Written request: Give back every line exactly as it appears, pictures excluded.
━━ Listing ━━
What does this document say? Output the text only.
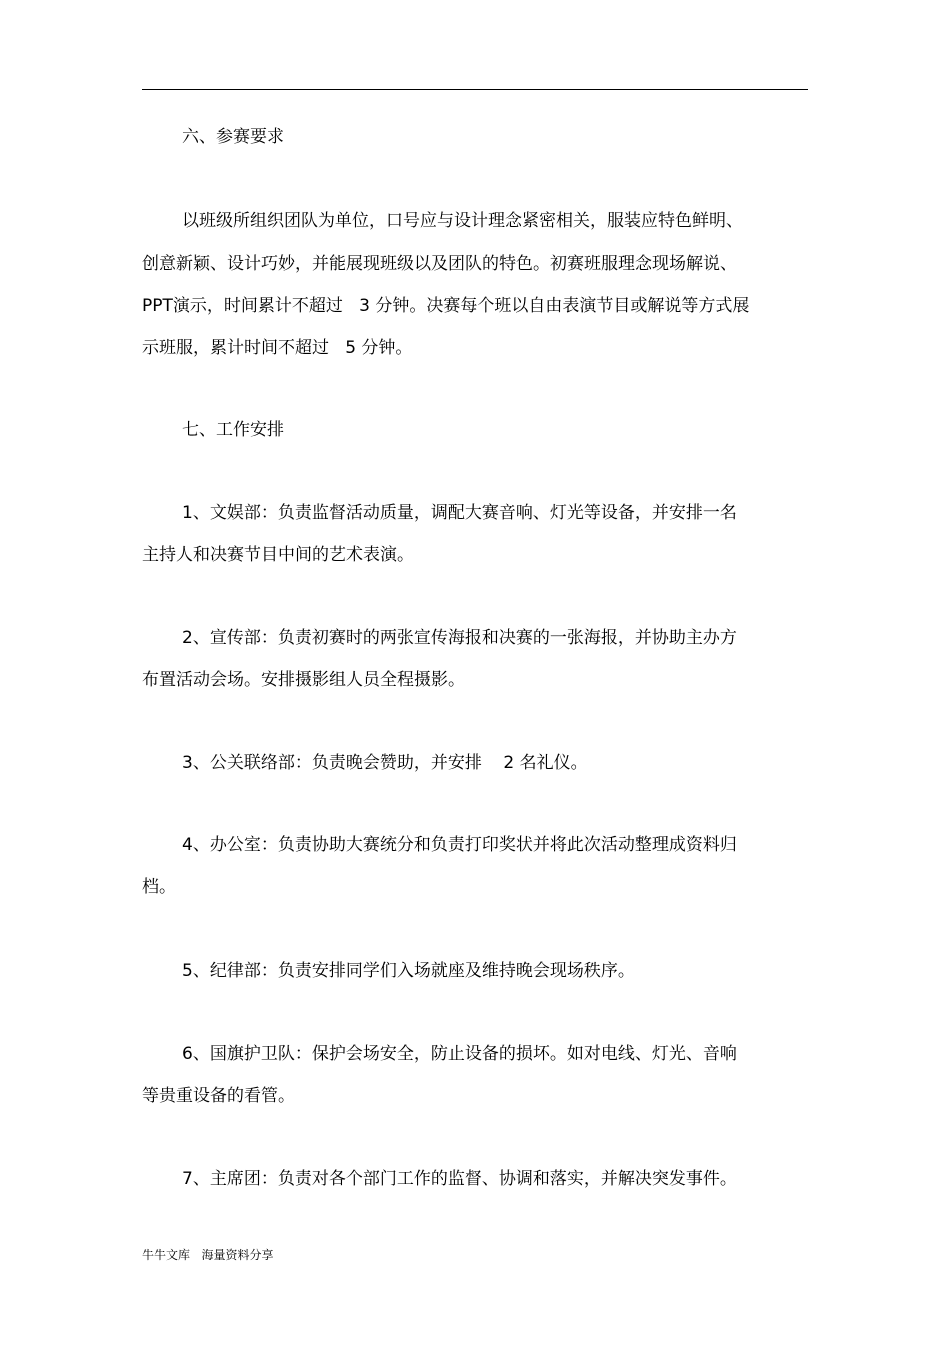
六、参赛要求
以班级所组织团队为单位，口号应与设计理念紧密相关，服装应特色鲜明、
创意新颖、设计巧妙，并能展现班级以及团队的特色。初赛班服理念现场解说、
PPT演示，时间累计不超过   3 分钟。决赛每个班以自由表演节目或解说等方式展
示班服，累计时间不超过   5 分钟。
七、工作安排
1、文娱部：负责监督活动质量，调配大赛音响、灯光等设备，并安排一名
主持人和决赛节目中间的艺术表演。
2、宣传部：负责初赛时的两张宣传海报和决赛的一张海报，并协助主办方
布置活动会场。安排摄影组人员全程摄影。
3、公关联络部：负责晚会赞助，并安排    2 名礼仪。
4、办公室：负责协助大赛统分和负责打印奖状并将此次活动整理成资料归
档。
5、纪律部：负责安排同学们入场就座及维持晚会现场秩序。
6、国旗护卫队：保护会场安全，防止设备的损坏。如对电线、灯光、音响
等贵重设备的看管。
7、主席团：负责对各个部门工作的监督、协调和落实，并解决突发事件。
牛牛文库   海量资料分享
━━━
Answer to the task:
What does this document say? Output the text only.
六、参赛要求
以班级所组织团队为单位，口号应与设计理念紧密相关，服装应特色鲜明、
创意新颖、设计巧妙，并能展现班级以及团队的特色。初赛班服理念现场解说、
PPT演示，时间累计不超过   3 分钟。决赛每个班以自由表演节目或解说等方式展
示班服，累计时间不超过   5 分钟。
七、工作安排
1、文娱部：负责监督活动质量，调配大赛音响、灯光等设备，并安排一名
主持人和决赛节目中间的艺术表演。
2、宣传部：负责初赛时的两张宣传海报和决赛的一张海报，并协助主办方
布置活动会场。安排摄影组人员全程摄影。
3、公关联络部：负责晚会赞助，并安排    2 名礼仪。
4、办公室：负责协助大赛统分和负责打印奖状并将此次活动整理成资料归
档。
5、纪律部：负责安排同学们入场就座及维持晚会现场秩序。
6、国旗护卫队：保护会场安全，防止设备的损坏。如对电线、灯光、音响
等贵重设备的看管。
7、主席团：负责对各个部门工作的监督、协调和落实，并解决突发事件。
牛牛文库   海量资料分享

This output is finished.